= Task objective =
Tally every line of the listing where the string "representation" is found, and state the total alone.

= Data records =
--- --- ---
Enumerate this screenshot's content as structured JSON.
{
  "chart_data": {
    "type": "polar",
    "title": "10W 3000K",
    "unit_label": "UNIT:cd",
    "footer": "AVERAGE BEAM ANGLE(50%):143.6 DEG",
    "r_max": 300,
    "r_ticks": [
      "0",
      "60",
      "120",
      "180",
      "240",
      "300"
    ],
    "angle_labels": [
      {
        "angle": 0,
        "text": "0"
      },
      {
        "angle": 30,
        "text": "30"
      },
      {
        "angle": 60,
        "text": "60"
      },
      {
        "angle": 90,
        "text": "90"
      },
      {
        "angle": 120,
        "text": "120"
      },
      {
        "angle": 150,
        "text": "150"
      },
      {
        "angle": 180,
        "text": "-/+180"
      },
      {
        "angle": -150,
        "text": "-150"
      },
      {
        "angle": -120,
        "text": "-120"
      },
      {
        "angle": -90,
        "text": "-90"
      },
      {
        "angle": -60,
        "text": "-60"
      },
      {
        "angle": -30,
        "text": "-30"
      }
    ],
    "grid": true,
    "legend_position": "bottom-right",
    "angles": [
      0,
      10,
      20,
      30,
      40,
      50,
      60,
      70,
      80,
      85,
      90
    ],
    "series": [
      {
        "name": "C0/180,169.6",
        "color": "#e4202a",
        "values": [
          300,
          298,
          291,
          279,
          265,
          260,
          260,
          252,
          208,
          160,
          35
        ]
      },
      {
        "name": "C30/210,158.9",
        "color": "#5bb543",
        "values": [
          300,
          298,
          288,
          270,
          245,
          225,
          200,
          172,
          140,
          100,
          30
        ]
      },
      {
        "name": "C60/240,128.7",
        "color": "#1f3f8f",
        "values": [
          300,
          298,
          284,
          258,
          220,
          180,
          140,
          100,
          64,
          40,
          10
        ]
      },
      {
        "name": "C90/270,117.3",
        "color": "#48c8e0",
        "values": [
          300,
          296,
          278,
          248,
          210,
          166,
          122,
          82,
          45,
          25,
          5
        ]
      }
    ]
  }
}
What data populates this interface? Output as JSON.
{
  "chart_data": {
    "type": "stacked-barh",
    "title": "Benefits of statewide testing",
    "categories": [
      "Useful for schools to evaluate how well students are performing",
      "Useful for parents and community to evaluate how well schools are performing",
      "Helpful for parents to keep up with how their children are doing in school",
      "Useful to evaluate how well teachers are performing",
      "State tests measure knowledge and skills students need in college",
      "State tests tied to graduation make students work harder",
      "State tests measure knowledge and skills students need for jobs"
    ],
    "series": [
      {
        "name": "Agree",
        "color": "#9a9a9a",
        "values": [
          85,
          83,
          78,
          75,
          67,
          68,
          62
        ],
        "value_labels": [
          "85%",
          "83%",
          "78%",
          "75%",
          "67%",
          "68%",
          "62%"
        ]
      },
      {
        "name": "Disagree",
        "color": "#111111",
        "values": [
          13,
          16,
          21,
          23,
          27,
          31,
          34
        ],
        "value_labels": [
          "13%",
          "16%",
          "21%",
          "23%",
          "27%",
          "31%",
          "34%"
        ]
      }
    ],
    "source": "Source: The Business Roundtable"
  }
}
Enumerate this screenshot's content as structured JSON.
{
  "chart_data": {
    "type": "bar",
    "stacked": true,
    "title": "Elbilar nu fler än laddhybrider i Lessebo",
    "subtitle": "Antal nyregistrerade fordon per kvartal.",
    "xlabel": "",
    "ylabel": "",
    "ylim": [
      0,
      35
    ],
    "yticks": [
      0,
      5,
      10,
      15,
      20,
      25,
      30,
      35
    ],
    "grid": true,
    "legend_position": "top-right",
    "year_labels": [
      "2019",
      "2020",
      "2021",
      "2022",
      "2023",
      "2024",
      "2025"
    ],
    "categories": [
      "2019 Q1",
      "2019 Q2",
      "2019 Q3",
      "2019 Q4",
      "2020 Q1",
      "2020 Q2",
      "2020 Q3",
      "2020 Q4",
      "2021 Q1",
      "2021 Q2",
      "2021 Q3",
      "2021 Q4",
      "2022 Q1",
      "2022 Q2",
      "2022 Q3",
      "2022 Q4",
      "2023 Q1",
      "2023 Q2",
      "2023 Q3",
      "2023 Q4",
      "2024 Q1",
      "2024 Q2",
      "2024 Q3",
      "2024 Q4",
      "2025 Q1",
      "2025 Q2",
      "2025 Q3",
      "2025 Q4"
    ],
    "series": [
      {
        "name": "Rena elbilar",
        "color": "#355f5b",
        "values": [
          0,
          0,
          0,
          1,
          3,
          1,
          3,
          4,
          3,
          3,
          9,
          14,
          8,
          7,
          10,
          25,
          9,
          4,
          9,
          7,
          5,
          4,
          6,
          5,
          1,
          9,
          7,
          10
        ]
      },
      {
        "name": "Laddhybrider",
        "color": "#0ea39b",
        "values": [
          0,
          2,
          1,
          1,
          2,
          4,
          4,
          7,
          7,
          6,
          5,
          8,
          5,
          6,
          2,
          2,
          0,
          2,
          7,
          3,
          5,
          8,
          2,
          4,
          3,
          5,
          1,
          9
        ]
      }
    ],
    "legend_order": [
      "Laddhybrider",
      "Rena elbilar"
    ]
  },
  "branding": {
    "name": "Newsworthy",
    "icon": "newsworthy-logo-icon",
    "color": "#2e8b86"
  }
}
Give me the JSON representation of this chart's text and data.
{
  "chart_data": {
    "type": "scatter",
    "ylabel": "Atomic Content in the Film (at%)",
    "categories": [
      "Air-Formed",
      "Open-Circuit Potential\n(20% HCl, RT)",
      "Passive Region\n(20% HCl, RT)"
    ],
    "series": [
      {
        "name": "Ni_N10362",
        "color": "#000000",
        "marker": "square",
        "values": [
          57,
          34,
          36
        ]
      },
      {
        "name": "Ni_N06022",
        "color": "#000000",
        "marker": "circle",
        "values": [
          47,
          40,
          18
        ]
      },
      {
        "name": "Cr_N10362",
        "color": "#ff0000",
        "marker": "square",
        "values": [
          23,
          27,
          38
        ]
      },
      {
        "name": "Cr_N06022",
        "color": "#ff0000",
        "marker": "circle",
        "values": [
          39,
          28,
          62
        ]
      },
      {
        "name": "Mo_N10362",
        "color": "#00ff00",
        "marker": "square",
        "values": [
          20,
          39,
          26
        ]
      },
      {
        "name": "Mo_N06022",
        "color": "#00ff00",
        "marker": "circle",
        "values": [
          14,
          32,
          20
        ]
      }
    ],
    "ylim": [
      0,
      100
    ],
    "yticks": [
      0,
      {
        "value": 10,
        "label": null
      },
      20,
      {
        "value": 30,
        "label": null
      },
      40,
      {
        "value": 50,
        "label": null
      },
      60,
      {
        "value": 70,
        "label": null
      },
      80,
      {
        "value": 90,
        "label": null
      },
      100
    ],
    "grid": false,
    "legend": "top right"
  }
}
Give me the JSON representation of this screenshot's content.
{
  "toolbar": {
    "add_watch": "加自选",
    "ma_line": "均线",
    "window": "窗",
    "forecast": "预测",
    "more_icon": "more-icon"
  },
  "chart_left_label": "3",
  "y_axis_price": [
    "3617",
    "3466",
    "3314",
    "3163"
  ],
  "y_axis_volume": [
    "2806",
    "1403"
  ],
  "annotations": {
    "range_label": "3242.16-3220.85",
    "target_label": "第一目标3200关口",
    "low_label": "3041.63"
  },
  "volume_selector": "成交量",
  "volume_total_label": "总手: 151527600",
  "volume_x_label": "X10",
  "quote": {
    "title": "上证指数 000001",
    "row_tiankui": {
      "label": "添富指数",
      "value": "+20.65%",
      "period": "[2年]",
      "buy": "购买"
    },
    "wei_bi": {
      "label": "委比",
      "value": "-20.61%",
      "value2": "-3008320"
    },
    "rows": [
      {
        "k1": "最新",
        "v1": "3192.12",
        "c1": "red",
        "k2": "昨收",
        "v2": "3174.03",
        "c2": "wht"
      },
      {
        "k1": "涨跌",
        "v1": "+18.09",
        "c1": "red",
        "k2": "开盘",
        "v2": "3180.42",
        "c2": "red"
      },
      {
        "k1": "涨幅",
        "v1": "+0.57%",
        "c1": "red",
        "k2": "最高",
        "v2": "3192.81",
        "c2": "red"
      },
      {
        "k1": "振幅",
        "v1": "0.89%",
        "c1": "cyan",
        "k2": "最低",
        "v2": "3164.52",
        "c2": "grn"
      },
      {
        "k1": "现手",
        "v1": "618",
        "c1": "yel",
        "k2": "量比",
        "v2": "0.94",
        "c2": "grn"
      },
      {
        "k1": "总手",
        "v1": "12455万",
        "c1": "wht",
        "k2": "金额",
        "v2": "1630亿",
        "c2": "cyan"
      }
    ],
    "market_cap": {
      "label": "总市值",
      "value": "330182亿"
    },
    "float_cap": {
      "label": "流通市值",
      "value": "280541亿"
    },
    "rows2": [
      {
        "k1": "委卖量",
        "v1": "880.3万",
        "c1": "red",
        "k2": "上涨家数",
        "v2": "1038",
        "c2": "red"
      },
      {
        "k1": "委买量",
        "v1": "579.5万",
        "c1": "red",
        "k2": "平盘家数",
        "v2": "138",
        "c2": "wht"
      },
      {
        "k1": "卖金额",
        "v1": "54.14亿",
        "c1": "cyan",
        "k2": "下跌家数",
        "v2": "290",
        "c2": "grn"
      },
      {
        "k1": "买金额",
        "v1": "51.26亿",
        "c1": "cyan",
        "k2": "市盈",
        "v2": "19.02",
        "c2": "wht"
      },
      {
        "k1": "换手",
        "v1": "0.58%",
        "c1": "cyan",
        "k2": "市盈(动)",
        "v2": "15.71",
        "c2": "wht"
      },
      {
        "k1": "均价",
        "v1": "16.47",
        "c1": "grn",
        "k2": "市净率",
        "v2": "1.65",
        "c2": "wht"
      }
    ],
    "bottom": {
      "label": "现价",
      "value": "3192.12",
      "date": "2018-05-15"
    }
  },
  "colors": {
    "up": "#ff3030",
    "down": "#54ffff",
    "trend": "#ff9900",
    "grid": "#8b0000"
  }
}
--- --- ---
= Written reply =
2